Wherever the string "образования" appears in a line, extract that line.

■ Records shown
-- START --

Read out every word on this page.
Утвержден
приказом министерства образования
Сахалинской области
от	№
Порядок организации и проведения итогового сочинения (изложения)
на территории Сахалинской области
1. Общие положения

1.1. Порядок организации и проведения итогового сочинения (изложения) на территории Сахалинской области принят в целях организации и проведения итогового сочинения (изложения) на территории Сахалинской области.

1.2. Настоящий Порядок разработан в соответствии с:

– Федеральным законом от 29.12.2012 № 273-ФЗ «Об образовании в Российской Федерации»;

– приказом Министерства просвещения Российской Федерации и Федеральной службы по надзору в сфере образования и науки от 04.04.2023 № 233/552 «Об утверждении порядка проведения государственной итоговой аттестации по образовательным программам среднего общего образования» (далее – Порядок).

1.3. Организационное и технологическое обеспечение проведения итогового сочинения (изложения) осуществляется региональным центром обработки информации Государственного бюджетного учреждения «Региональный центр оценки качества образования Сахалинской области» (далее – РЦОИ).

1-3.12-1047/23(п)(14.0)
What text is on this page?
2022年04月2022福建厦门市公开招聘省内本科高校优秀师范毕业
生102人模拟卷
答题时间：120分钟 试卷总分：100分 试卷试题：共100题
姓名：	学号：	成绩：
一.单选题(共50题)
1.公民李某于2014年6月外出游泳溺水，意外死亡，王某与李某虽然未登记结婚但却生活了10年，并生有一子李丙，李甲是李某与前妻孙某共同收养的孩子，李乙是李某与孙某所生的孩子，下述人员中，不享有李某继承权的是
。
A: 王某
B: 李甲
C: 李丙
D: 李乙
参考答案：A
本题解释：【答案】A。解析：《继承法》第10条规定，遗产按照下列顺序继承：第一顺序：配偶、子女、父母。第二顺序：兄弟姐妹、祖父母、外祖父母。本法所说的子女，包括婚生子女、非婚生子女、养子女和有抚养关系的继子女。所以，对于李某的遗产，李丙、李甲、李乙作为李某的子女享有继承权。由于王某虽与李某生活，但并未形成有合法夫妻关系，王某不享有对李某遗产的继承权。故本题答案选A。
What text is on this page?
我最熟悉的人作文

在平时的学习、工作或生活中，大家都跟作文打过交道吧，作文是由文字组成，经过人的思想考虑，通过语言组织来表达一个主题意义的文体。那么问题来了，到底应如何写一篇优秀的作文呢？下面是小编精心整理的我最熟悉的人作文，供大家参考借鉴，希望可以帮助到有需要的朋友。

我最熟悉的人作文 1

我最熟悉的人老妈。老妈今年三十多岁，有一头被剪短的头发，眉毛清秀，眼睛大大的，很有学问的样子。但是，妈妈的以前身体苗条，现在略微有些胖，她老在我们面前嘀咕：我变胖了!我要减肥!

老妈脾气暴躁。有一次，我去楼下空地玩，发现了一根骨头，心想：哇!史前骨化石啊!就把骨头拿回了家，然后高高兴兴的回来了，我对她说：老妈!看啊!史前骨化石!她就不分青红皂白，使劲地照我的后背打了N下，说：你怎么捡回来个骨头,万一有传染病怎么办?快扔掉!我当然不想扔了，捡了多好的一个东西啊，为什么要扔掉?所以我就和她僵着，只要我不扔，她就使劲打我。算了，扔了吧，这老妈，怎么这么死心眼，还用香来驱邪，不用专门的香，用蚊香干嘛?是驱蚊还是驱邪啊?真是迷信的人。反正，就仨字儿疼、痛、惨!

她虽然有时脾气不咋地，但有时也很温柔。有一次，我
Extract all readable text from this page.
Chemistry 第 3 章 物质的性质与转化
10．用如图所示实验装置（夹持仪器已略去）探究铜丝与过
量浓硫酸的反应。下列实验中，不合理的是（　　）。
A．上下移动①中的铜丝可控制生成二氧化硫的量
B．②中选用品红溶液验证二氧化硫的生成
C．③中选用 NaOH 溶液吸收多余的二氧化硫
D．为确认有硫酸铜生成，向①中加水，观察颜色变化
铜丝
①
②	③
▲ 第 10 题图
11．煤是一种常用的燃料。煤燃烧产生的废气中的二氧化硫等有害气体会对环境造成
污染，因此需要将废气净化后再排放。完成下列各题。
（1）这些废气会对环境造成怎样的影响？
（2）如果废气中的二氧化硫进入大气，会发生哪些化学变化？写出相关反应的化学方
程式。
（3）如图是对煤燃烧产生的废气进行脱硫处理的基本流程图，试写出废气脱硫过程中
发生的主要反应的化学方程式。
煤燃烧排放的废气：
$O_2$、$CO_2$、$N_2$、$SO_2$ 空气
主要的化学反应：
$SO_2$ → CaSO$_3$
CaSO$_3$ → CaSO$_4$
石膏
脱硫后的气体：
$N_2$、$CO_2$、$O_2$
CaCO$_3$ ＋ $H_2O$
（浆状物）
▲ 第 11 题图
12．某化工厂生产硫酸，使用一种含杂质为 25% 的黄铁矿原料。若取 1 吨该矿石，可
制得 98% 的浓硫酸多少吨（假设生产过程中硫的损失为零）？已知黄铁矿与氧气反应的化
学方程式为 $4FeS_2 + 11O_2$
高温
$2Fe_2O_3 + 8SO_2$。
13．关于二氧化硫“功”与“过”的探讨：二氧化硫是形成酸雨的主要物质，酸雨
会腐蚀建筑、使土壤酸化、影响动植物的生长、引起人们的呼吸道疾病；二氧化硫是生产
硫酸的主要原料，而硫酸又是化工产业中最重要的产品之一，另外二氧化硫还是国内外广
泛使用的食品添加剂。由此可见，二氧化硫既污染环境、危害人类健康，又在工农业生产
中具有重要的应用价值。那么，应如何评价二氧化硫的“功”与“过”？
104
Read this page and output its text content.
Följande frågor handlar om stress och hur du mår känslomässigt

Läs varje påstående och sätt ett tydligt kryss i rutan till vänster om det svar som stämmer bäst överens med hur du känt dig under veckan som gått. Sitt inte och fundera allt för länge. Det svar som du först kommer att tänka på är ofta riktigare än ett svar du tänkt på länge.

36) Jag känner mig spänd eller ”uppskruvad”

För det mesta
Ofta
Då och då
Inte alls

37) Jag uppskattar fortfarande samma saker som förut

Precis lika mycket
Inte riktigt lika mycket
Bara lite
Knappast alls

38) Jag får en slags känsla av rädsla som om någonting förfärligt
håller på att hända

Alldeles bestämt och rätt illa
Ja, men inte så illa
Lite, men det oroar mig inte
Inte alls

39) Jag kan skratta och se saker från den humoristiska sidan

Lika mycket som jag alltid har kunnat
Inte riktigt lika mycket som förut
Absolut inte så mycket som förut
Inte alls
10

-- END --

■ The result
приказом министерства образования
– приказом Министерства просвещения Российской Федерации и Федеральной службы по надзору в сфере образования и науки от 04.04.2023 № 233/552 «Об утверждении порядка проведения государственной итоговой аттестации по образовательным программам среднего общего образования» (далее – Порядок).
1.3. Организационное и технологическое обеспечение проведения итогового сочинения (изложения) осуществляется региональным центром обработки информации Государственного бюджетного учреждения «Региональный центр оценки качества образования Сахалинской области» (далее – РЦОИ).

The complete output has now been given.